▸ **What you will do**
Drop every picture and give the entries back exactly.

Data records:
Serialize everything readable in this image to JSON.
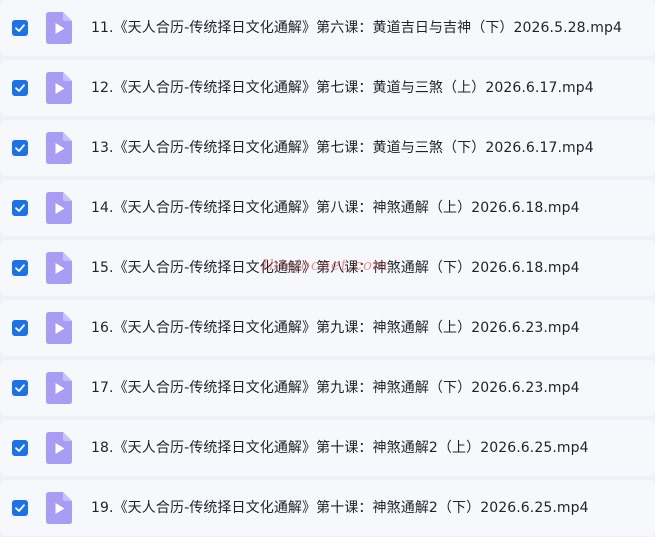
{
  "files": [
    {
      "name": "11.《天人合历-传统择日文化通解》第六课：黄道吉日与吉神（下）2026.5.28.mp4",
      "checked": true,
      "icon": "video-file-icon"
    },
    {
      "name": "12.《天人合历-传统择日文化通解》第七课：黄道与三煞（上）2026.6.17.mp4",
      "checked": true,
      "icon": "video-file-icon"
    },
    {
      "name": "13.《天人合历-传统择日文化通解》第七课：黄道与三煞（下）2026.6.17.mp4",
      "checked": true,
      "icon": "video-file-icon"
    },
    {
      "name": "14.《天人合历-传统择日文化通解》第八课：神煞通解（上）2026.6.18.mp4",
      "checked": true,
      "icon": "video-file-icon"
    },
    {
      "name": "15.《天人合历-传统择日文化通解》第八课：神煞通解（下）2026.6.18.mp4",
      "checked": true,
      "icon": "video-file-icon"
    },
    {
      "name": "16.《天人合历-传统择日文化通解》第九课：神煞通解（上）2026.6.23.mp4",
      "checked": true,
      "icon": "video-file-icon"
    },
    {
      "name": "17.《天人合历-传统择日文化通解》第九课：神煞通解（下）2026.6.23.mp4",
      "checked": true,
      "icon": "video-file-icon"
    },
    {
      "name": "18.《天人合历-传统择日文化通解》第十课：神煞通解2（上）2026.6.25.mp4",
      "checked": true,
      "icon": "video-file-icon"
    },
    {
      "name": "19.《天人合历-传统择日文化通解》第十课：神煞通解2（下）2026.6.25.mp4",
      "checked": true,
      "icon": "video-file-icon"
    }
  ],
  "watermark": "Ibiejocnet.com",
  "colors": {
    "checkbox": "#1a73e8",
    "icon_bg": "#a89cf5",
    "icon_play": "#ffffff",
    "row_bg": "#f7f8fc",
    "page_bg": "#eef1f7",
    "text": "#1f2329"
  }
}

▸ **Task result**
Serialize everything readable in this image to JSON.
{
  "files": [
    {
      "name": "11.《天人合历-传统择日文化通解》第六课：黄道吉日与吉神（下）2026.5.28.mp4",
      "checked": true,
      "icon": "video-file-icon"
    },
    {
      "name": "12.《天人合历-传统择日文化通解》第七课：黄道与三煞（上）2026.6.17.mp4",
      "checked": true,
      "icon": "video-file-icon"
    },
    {
      "name": "13.《天人合历-传统择日文化通解》第七课：黄道与三煞（下）2026.6.17.mp4",
      "checked": true,
      "icon": "video-file-icon"
    },
    {
      "name": "14.《天人合历-传统择日文化通解》第八课：神煞通解（上）2026.6.18.mp4",
      "checked": true,
      "icon": "video-file-icon"
    },
    {
      "name": "15.《天人合历-传统择日文化通解》第八课：神煞通解（下）2026.6.18.mp4",
      "checked": true,
      "icon": "video-file-icon"
    },
    {
      "name": "16.《天人合历-传统择日文化通解》第九课：神煞通解（上）2026.6.23.mp4",
      "checked": true,
      "icon": "video-file-icon"
    },
    {
      "name": "17.《天人合历-传统择日文化通解》第九课：神煞通解（下）2026.6.23.mp4",
      "checked": true,
      "icon": "video-file-icon"
    },
    {
      "name": "18.《天人合历-传统择日文化通解》第十课：神煞通解2（上）2026.6.25.mp4",
      "checked": true,
      "icon": "video-file-icon"
    },
    {
      "name": "19.《天人合历-传统择日文化通解》第十课：神煞通解2（下）2026.6.25.mp4",
      "checked": true,
      "icon": "video-file-icon"
    }
  ],
  "watermark": "Ibiejocnet.com",
  "colors": {
    "checkbox": "#1a73e8",
    "icon_bg": "#a89cf5",
    "icon_play": "#ffffff",
    "row_bg": "#f7f8fc",
    "page_bg": "#eef1f7",
    "text": "#1f2329"
  }
}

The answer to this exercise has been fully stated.